- EXERCISE
Scan the material that follows. Copy every line containing the word "name".

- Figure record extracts
— begin —
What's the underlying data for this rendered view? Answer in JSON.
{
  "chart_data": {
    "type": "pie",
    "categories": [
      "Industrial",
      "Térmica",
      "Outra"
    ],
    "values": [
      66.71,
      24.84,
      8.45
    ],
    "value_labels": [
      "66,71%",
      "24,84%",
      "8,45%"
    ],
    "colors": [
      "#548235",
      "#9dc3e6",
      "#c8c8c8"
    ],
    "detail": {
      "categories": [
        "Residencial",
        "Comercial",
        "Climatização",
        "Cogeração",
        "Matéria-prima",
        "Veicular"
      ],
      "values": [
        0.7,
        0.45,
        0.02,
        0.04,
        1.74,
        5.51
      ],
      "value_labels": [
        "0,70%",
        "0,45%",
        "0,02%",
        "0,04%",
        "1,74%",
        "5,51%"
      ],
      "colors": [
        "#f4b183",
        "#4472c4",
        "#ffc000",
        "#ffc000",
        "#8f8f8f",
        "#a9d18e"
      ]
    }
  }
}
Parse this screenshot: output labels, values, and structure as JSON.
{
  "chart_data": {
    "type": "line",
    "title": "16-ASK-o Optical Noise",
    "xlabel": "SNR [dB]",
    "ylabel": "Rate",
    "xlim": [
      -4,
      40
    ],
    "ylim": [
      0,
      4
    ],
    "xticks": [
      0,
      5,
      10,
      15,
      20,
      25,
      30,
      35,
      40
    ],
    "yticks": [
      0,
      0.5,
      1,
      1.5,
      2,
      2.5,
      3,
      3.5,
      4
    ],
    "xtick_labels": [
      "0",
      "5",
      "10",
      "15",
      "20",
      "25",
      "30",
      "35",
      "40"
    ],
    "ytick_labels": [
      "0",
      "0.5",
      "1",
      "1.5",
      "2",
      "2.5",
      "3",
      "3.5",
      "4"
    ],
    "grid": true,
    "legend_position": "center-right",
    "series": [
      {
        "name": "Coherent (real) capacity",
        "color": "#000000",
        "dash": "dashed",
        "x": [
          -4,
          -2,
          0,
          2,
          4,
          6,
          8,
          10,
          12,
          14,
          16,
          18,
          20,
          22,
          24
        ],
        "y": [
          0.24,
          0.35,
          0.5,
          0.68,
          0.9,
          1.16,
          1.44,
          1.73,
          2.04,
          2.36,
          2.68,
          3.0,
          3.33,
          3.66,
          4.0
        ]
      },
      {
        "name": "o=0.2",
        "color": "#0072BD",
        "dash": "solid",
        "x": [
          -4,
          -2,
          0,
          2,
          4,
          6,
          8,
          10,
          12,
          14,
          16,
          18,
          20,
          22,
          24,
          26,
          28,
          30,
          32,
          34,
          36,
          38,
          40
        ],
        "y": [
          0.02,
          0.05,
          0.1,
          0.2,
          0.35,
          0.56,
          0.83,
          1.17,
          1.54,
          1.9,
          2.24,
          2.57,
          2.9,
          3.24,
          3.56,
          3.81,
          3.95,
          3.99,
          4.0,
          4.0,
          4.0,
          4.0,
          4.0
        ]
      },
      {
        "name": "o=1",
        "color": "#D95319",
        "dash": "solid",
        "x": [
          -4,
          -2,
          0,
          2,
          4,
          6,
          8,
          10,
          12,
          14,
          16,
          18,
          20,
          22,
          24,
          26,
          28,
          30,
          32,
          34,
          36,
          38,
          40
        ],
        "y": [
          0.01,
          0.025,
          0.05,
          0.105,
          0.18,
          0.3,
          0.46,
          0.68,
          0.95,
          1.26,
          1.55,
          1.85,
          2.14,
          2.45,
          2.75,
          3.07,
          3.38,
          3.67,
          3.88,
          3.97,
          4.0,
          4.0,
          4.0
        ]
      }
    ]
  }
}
— end —
- RESPONSE TO THE EXERCISE
        "name": "Coherent (real) capacity",
        "name": "o=0.2",
        "name": "o=1",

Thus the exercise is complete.